Supplied information.

####################

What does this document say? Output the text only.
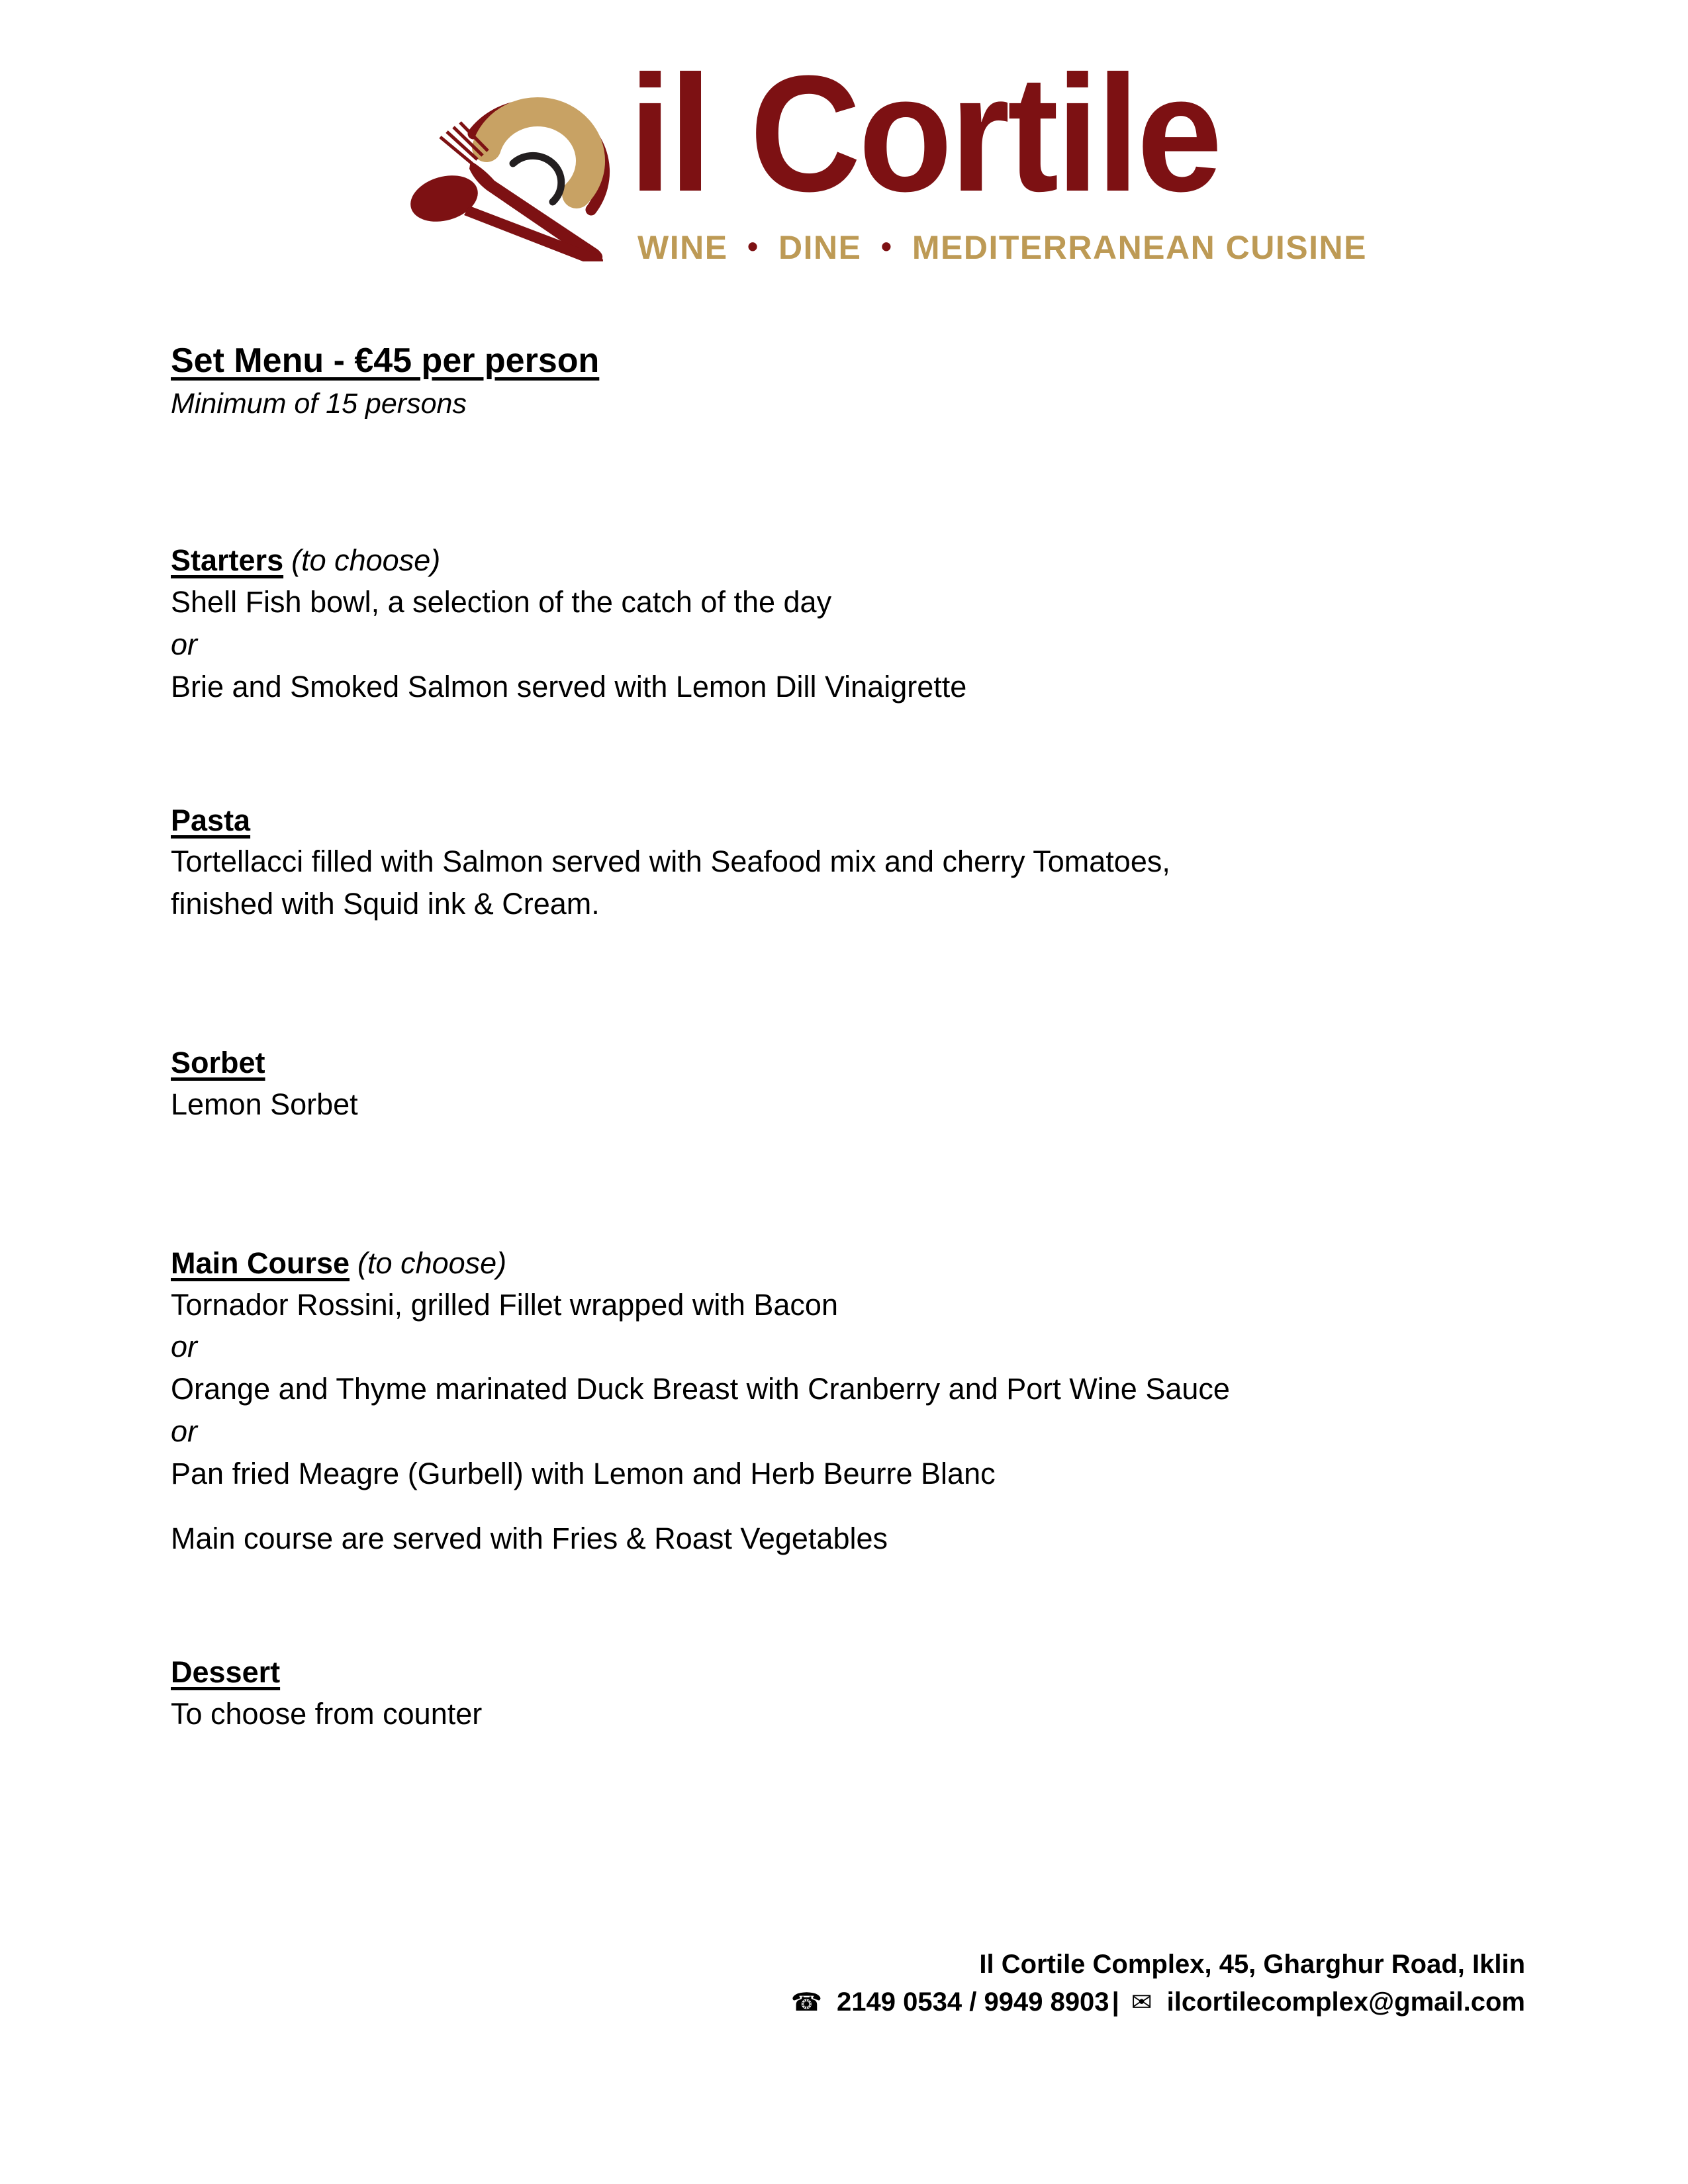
il Cortile
WINE • DINE • MEDITERRANEAN CUISINE
Set Menu - €45 per person

Minimum of 15 persons

Starters (to choose)

Shell Fish bowl, a selection of the catch of the day

or

Brie and Smoked Salmon served with Lemon Dill Vinaigrette

Pasta

Tortellacci filled with Salmon served with Seafood mix and cherry Tomatoes,

finished with Squid ink & Cream.

Sorbet

Lemon Sorbet

Main Course (to choose)

Tornador Rossini, grilled Fillet wrapped with Bacon

or

Orange and Thyme marinated Duck Breast with Cranberry and Port Wine Sauce

or

Pan fried Meagre (Gurbell) with Lemon and Herb Beurre Blanc

Main course are served with Fries & Roast Vegetables

Dessert

To choose from counter

Il Cortile Complex, 45, Gharghur Road, Iklin

☎ 2149 0534 / 9949 8903 | ✉ ilcortilecomplex@gmail.com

####################

Aim of the task. Go through the material and copy out every line with "choose" in it.

Task solution.
Starters (to choose)
Main Course (to choose)
To choose from counter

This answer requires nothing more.